> **GIVEN PROBLEM**: Without including any pictures, write out the listing below exactly.

> **DATA FOR THE TASK**:

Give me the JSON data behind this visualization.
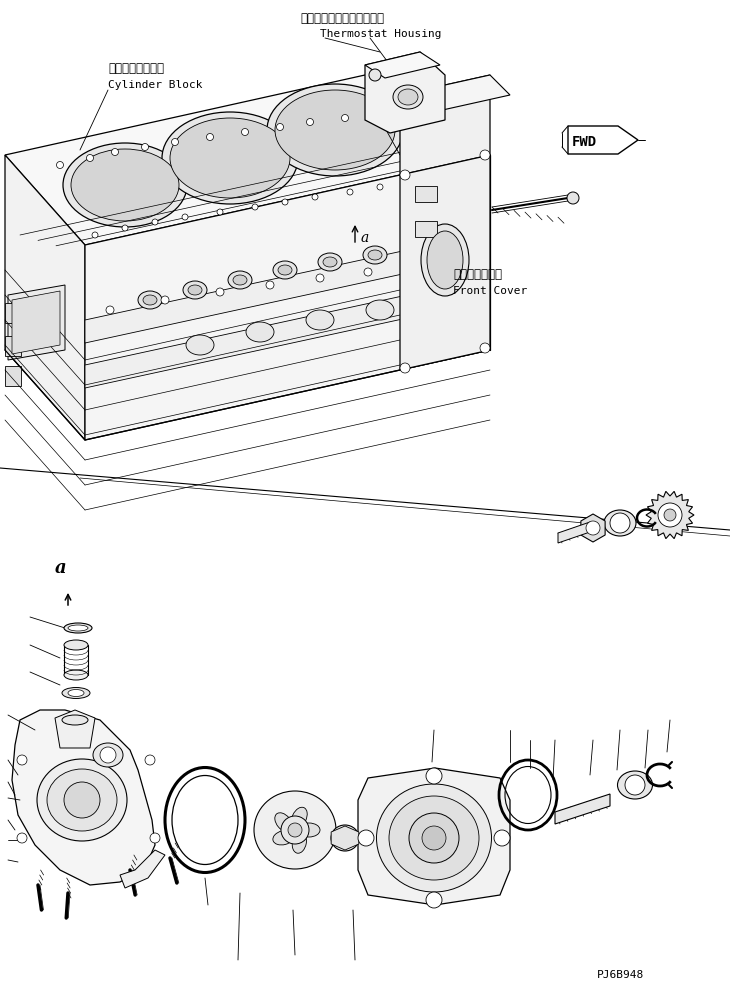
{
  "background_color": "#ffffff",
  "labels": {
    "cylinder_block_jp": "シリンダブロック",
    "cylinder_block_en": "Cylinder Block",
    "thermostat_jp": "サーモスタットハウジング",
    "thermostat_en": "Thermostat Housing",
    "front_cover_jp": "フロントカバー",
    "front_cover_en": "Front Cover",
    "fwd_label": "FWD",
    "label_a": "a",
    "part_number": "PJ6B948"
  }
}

> **EXERCISE RESPONSE**:
Give me the JSON data behind this visualization.
{
  "background_color": "#ffffff",
  "labels": {
    "cylinder_block_jp": "シリンダブロック",
    "cylinder_block_en": "Cylinder Block",
    "thermostat_jp": "サーモスタットハウジング",
    "thermostat_en": "Thermostat Housing",
    "front_cover_jp": "フロントカバー",
    "front_cover_en": "Front Cover",
    "fwd_label": "FWD",
    "label_a": "a",
    "part_number": "PJ6B948"
  }
}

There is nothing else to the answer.